# TASK DIRECTIONS
Repeat every entry word for word, skipping the pictures.

Stored data:

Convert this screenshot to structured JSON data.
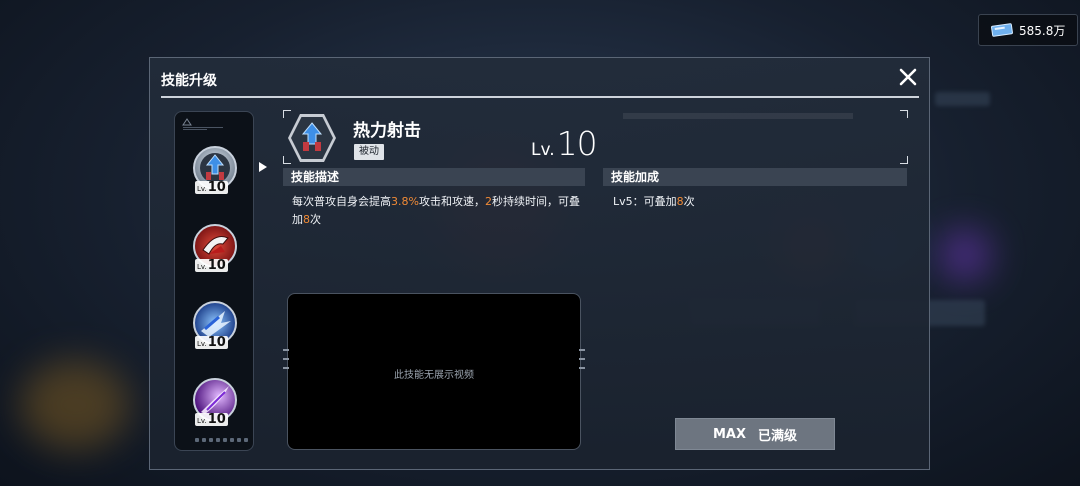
{
  "currency": {
    "amount": "585.8万",
    "icon": "ticket-icon"
  },
  "dialog": {
    "title": "技能升级",
    "close_icon": "close-icon"
  },
  "skill_list": {
    "items": [
      {
        "icon": "thermal-shot-skill-icon",
        "lv_label": "Lv.",
        "level": "10",
        "selected": true
      },
      {
        "icon": "red-claw-skill-icon",
        "lv_label": "Lv.",
        "level": "10",
        "selected": false
      },
      {
        "icon": "blue-burst-skill-icon",
        "lv_label": "Lv.",
        "level": "10",
        "selected": false
      },
      {
        "icon": "purple-slash-skill-icon",
        "lv_label": "Lv.",
        "level": "10",
        "selected": false
      }
    ]
  },
  "skill": {
    "name": "热力射击",
    "type": "被动",
    "lv_label": "Lv.",
    "level": "10"
  },
  "description": {
    "header": "技能描述",
    "parts": [
      "每次普攻自身会提高",
      "3.8%",
      "攻击和攻速，",
      "2",
      "秒持续时间，可叠加",
      "8",
      "次"
    ]
  },
  "bonus": {
    "header": "技能加成",
    "parts": [
      "Lv5：可叠加",
      "8",
      "次"
    ]
  },
  "video": {
    "message": "此技能无展示视频"
  },
  "max_button": {
    "prefix": "MAX",
    "label": "已满级"
  },
  "colors": {
    "highlight": "#f08a36",
    "panel": "#222c3a",
    "section": "#3a4452"
  }
}
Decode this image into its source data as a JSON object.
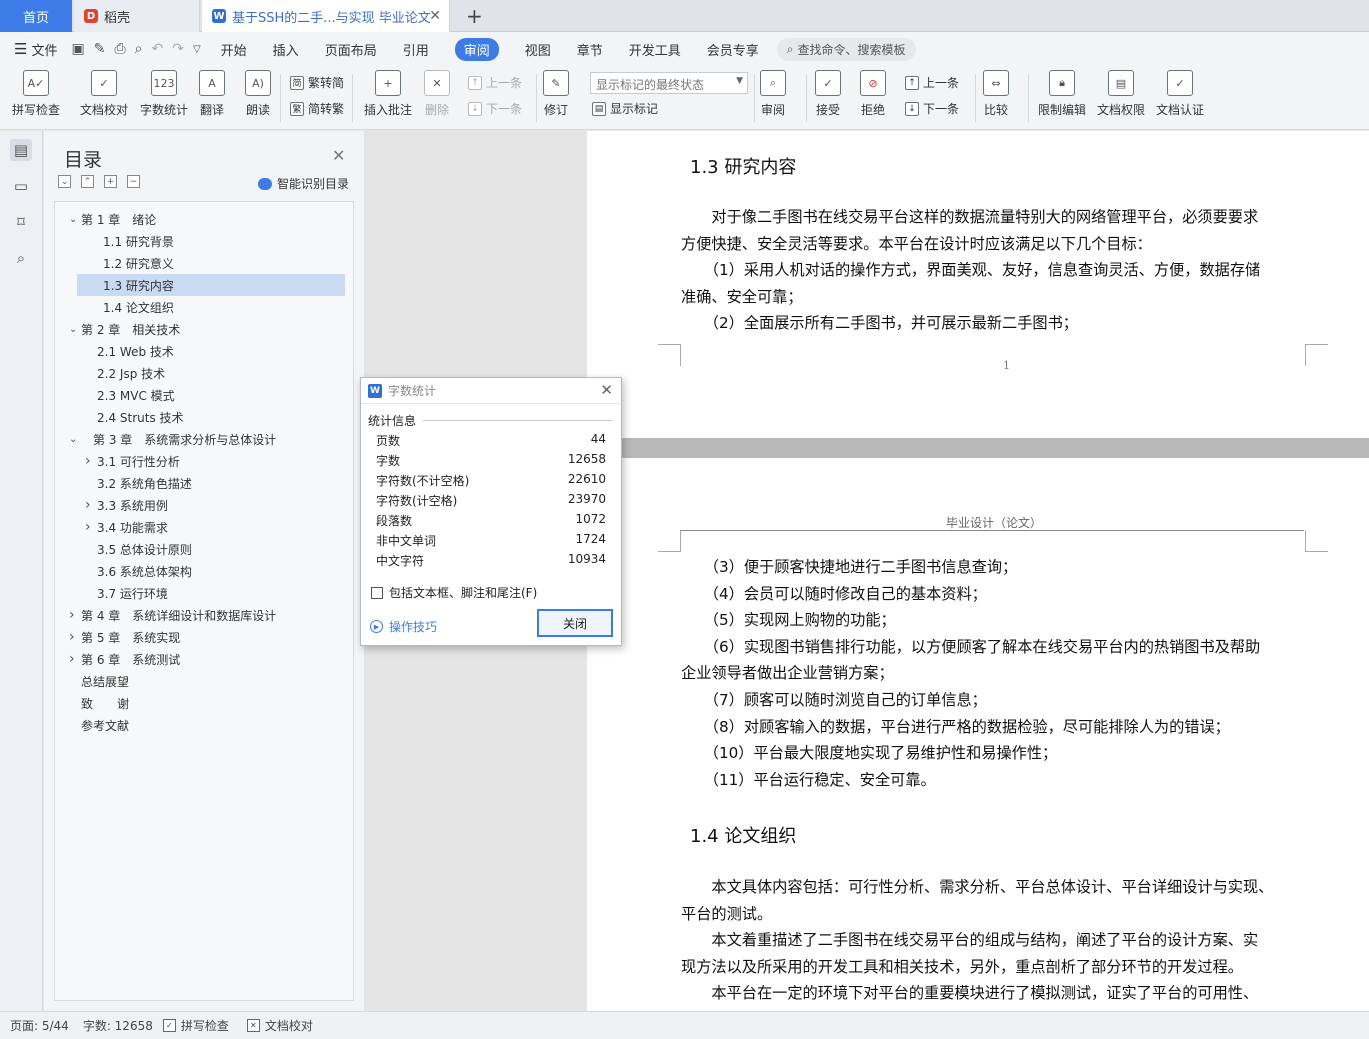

# ANSWER FOR THE TASK
Convert this screenshot to structured JSON data.
{
  "currency": {
    "amount": "585.8万",
    "icon": "ticket-icon"
  },
  "dialog": {
    "title": "技能升级",
    "close_icon": "close-icon"
  },
  "skill_list": {
    "items": [
      {
        "icon": "thermal-shot-skill-icon",
        "lv_label": "Lv.",
        "level": "10",
        "selected": true
      },
      {
        "icon": "red-claw-skill-icon",
        "lv_label": "Lv.",
        "level": "10",
        "selected": false
      },
      {
        "icon": "blue-burst-skill-icon",
        "lv_label": "Lv.",
        "level": "10",
        "selected": false
      },
      {
        "icon": "purple-slash-skill-icon",
        "lv_label": "Lv.",
        "level": "10",
        "selected": false
      }
    ]
  },
  "skill": {
    "name": "热力射击",
    "type": "被动",
    "lv_label": "Lv.",
    "level": "10"
  },
  "description": {
    "header": "技能描述",
    "parts": [
      "每次普攻自身会提高",
      "3.8%",
      "攻击和攻速，",
      "2",
      "秒持续时间，可叠加",
      "8",
      "次"
    ]
  },
  "bonus": {
    "header": "技能加成",
    "parts": [
      "Lv5：可叠加",
      "8",
      "次"
    ]
  },
  "video": {
    "message": "此技能无展示视频"
  },
  "max_button": {
    "prefix": "MAX",
    "label": "已满级"
  },
  "colors": {
    "highlight": "#f08a36",
    "panel": "#222c3a",
    "section": "#3a4452"
  }
}
Decode this image into its source data as a JSON object.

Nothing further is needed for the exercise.